WHAT YOU WILL DO: Copy out the data lines word for word, starting at the line that contains "monitor-icon xyxy=(267,241,315,284)" and ending with the line that contains "업데이트 권고 xyxy=(907,318,1107,331)", both included.
-------- EXERCISE MATERIALS --------
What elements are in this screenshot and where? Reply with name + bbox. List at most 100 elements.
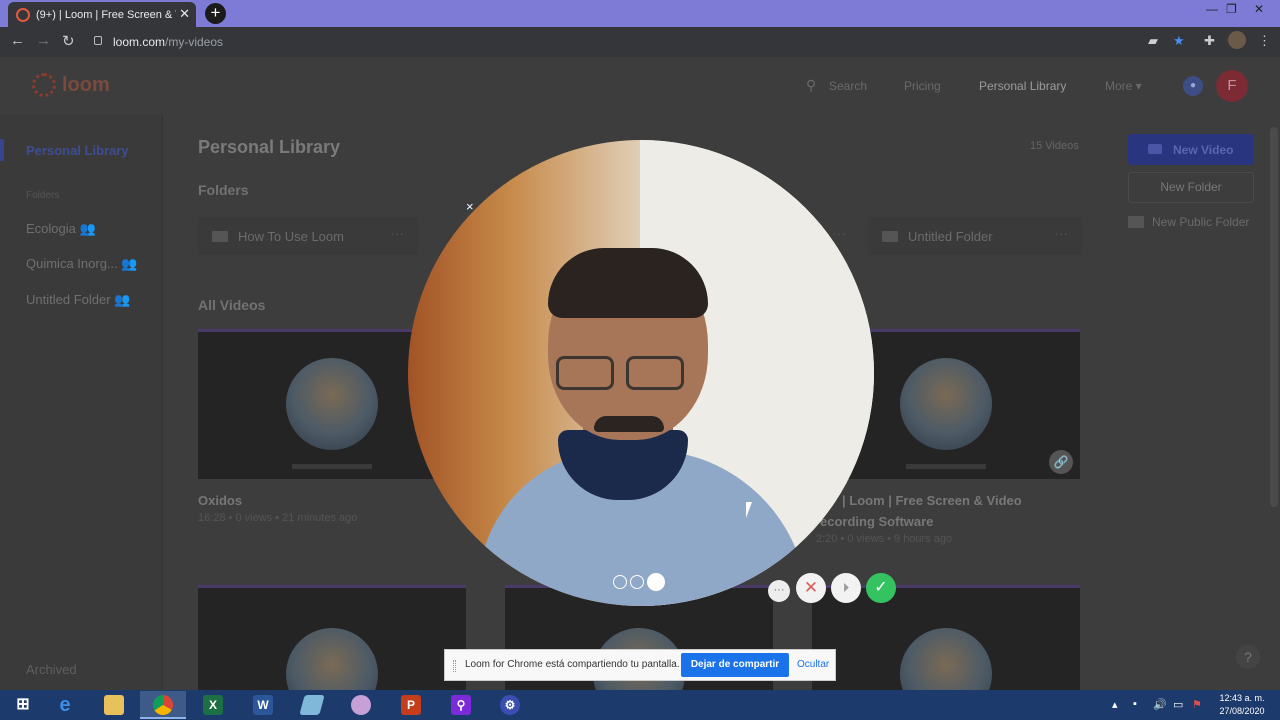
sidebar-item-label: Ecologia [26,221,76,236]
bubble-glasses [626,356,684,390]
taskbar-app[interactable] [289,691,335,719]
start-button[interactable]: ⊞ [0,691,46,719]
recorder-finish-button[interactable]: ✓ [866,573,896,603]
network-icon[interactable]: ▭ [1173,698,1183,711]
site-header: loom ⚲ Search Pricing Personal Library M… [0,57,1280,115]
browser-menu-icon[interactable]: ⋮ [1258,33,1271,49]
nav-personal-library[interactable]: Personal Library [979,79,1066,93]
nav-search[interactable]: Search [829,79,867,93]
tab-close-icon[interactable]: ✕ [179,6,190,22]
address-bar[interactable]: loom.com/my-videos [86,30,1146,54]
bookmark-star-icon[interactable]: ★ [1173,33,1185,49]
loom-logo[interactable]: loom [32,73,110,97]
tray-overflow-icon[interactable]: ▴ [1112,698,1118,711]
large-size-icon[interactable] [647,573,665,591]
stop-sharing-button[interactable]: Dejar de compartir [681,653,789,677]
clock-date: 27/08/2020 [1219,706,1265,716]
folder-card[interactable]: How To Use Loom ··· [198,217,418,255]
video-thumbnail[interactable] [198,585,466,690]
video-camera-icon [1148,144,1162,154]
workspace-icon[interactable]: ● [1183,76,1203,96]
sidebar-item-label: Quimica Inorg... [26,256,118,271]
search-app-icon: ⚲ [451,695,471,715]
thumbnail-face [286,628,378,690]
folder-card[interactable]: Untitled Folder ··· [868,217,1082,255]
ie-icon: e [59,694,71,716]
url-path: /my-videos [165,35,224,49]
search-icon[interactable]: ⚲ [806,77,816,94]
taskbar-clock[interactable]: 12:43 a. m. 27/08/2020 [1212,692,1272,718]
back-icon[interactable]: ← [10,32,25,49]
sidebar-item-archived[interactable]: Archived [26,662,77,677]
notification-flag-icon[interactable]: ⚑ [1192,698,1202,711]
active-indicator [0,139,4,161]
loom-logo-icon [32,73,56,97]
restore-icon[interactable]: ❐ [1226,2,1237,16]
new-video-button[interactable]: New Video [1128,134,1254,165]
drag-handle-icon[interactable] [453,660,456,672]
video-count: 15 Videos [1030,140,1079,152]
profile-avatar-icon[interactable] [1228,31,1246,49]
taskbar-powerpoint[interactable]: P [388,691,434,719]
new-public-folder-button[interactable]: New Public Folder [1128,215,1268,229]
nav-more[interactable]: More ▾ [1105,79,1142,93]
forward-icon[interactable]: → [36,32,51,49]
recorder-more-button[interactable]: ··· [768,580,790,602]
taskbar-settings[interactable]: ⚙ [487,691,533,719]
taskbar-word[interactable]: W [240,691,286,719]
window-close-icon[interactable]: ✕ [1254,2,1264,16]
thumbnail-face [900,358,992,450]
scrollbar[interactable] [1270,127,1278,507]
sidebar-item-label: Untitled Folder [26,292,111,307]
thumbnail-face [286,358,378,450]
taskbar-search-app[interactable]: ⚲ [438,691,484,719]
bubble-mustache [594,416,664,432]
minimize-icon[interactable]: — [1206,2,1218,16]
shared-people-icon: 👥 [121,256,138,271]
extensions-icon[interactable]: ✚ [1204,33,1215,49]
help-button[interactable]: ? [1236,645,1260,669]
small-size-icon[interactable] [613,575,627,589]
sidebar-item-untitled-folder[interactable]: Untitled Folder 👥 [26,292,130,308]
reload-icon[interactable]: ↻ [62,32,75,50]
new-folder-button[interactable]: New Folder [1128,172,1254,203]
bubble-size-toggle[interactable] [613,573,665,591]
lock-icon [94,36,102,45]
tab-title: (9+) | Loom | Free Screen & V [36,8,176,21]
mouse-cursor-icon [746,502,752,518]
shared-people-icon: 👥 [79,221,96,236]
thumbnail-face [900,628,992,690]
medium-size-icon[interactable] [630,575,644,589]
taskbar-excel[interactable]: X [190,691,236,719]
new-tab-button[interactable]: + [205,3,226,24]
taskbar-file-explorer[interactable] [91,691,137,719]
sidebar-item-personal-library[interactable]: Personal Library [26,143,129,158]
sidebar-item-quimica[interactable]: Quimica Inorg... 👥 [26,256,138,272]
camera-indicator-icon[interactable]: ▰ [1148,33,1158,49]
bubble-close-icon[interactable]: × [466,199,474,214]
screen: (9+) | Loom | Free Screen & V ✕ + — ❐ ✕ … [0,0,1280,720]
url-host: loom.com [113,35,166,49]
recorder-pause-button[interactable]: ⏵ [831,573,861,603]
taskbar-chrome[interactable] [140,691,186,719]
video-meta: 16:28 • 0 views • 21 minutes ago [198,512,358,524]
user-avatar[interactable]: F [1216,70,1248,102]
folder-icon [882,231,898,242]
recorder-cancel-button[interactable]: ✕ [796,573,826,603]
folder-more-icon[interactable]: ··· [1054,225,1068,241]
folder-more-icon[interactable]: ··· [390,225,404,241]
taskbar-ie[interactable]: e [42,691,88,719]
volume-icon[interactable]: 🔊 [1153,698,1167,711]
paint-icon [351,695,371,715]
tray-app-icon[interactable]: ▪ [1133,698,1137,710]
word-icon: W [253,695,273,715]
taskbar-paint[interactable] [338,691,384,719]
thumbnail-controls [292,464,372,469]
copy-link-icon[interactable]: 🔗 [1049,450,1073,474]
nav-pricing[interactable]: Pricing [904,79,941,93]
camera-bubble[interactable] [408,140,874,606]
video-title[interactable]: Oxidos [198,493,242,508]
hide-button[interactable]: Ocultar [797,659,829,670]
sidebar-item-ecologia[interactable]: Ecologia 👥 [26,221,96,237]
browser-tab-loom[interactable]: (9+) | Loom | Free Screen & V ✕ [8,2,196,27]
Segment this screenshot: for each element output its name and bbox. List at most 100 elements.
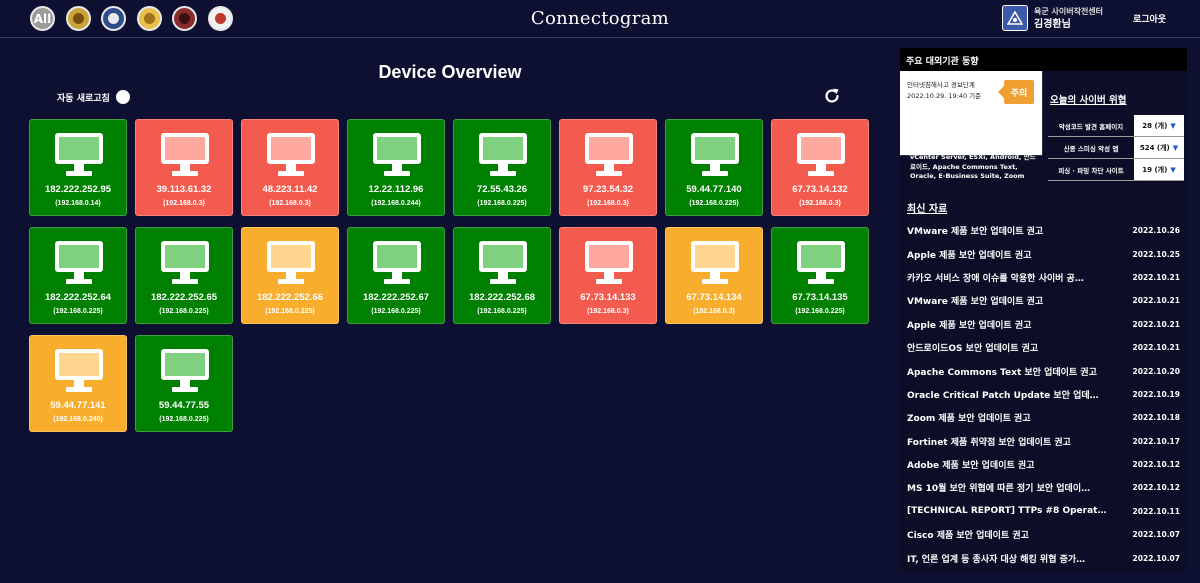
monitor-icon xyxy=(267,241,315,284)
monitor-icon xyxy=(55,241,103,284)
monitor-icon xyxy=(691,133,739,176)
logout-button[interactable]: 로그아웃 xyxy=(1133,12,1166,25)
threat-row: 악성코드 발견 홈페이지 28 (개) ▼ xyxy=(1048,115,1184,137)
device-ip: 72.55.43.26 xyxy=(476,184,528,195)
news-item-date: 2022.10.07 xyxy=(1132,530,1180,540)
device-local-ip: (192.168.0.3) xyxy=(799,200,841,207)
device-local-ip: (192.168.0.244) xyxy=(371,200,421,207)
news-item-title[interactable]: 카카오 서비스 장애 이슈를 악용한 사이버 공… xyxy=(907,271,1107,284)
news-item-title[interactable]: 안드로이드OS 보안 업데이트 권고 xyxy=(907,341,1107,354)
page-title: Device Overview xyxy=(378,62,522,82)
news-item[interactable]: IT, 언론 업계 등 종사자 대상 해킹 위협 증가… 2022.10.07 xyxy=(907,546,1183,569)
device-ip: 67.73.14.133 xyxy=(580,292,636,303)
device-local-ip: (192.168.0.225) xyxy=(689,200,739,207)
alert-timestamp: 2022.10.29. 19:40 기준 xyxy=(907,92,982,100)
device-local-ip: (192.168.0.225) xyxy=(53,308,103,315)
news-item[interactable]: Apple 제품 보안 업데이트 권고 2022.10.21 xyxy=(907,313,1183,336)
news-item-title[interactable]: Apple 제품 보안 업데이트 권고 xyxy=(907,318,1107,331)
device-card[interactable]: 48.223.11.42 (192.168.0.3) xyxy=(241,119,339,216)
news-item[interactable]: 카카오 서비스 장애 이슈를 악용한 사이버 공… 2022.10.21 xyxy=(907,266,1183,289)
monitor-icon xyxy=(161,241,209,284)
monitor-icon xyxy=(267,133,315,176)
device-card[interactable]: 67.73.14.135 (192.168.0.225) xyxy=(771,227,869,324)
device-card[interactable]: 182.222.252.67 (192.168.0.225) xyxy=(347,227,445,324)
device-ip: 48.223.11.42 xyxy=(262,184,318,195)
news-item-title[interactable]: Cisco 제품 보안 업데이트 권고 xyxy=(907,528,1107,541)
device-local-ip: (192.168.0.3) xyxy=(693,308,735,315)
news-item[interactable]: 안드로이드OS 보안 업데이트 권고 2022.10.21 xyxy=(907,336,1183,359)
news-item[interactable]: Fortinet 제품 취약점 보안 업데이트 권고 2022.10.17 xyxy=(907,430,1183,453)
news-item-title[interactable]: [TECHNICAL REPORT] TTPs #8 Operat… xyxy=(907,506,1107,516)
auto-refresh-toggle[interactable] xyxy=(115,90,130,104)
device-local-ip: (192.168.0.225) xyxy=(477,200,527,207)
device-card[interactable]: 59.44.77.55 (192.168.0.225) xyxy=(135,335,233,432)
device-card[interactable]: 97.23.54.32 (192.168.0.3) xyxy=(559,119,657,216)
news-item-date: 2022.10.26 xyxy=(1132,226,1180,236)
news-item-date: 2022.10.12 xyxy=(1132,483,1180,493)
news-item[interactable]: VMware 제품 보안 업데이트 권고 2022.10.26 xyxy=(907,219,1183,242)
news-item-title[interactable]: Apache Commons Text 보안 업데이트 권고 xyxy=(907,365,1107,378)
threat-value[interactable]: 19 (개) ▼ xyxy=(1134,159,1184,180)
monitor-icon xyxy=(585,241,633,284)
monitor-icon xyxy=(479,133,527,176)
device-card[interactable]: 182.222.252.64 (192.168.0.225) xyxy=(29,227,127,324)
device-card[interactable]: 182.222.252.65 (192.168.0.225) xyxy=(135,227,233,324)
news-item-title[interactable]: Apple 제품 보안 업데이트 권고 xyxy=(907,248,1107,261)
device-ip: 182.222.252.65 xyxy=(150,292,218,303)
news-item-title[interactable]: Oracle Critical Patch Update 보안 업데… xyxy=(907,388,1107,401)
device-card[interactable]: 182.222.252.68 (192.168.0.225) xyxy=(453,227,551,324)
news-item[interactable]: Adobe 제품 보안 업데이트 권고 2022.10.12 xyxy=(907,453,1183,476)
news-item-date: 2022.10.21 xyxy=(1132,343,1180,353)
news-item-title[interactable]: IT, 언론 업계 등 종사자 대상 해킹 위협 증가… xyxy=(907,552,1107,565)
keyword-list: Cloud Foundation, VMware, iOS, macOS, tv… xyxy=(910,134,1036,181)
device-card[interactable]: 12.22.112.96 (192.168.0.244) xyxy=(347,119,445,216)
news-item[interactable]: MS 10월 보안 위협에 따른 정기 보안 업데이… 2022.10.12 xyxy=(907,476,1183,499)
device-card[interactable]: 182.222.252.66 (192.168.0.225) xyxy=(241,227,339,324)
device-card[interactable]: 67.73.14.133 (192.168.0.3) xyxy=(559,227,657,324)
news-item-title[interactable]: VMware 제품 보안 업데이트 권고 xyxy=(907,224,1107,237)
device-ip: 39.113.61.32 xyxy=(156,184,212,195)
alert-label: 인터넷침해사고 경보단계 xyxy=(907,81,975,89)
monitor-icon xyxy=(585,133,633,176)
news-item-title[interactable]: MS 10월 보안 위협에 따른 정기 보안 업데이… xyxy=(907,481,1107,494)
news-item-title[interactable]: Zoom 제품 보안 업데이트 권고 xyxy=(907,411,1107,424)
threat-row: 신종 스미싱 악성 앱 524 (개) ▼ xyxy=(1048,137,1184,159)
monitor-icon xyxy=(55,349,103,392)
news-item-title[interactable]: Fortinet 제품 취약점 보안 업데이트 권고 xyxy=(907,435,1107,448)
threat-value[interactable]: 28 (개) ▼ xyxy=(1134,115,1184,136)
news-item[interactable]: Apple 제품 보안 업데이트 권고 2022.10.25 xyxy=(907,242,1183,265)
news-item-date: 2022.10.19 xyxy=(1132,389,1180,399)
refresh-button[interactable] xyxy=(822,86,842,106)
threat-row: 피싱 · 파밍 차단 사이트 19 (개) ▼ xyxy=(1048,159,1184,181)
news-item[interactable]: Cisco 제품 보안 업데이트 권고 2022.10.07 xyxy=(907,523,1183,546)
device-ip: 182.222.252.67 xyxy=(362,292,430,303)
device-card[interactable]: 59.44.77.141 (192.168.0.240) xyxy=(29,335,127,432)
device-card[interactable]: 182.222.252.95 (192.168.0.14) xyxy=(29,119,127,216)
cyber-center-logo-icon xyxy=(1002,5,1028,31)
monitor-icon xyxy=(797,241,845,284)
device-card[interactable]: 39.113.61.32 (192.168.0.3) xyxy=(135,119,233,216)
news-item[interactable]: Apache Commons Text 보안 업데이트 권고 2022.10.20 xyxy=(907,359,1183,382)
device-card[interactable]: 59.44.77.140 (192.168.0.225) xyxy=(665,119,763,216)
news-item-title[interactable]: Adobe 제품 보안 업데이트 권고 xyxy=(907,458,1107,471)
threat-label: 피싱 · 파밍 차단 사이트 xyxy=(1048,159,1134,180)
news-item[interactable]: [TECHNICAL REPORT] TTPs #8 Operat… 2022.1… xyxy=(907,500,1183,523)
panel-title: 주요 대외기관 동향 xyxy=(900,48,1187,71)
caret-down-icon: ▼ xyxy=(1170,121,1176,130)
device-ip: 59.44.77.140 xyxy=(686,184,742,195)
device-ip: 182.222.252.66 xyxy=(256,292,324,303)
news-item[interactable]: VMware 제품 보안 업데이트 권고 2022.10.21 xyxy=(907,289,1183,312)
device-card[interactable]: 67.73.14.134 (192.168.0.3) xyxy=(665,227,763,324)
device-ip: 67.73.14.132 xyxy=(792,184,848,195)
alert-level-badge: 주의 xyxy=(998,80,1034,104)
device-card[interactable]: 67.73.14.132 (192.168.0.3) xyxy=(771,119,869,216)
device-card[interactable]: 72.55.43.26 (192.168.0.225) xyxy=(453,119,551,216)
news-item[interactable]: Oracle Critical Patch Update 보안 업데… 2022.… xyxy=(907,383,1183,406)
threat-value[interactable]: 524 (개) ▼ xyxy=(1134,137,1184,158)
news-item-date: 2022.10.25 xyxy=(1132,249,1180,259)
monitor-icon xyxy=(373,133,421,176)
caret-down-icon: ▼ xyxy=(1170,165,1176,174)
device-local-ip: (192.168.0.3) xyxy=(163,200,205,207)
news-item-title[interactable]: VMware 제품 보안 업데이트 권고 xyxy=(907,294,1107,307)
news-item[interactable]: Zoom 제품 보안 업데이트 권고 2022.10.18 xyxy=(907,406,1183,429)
--------
THE REPLY:
monitor-icon xyxy=(267,241,315,284)
monitor-icon xyxy=(55,241,103,284)
monitor-icon xyxy=(691,133,739,176)
logout-button[interactable]: 로그아웃 xyxy=(1133,12,1166,25)
threat-row: 악성코드 발견 홈페이지 28 (개) ▼ xyxy=(1048,115,1184,137)
device-ip: 72.55.43.26 xyxy=(476,184,528,195)
news-item-date: 2022.10.07 xyxy=(1132,530,1180,540)
device-local-ip: (192.168.0.3) xyxy=(799,200,841,207)
device-local-ip: (192.168.0.244) xyxy=(371,200,421,207)
news-item-title[interactable]: 카카오 서비스 장애 이슈를 악용한 사이버 공… xyxy=(907,271,1107,284)
news-item-title[interactable]: 안드로이드OS 보안 업데이트 권고 xyxy=(907,341,1107,354)
page-title: Device Overview xyxy=(378,62,522,82)
news-item[interactable]: IT, 언론 업계 등 종사자 대상 해킹 위협 증가… 2022.10.07 xyxy=(907,546,1183,569)
device-ip: 67.73.14.133 xyxy=(580,292,636,303)
device-local-ip: (192.168.0.225) xyxy=(689,200,739,207)
alert-timestamp: 2022.10.29. 19:40 기준 xyxy=(907,92,982,100)
device-local-ip: (192.168.0.225) xyxy=(53,308,103,315)
news-item[interactable]: Apple 제품 보안 업데이트 권고 2022.10.21 xyxy=(907,313,1183,336)
news-item-title[interactable]: Apple 제품 보안 업데이트 권고 xyxy=(907,318,1107,331)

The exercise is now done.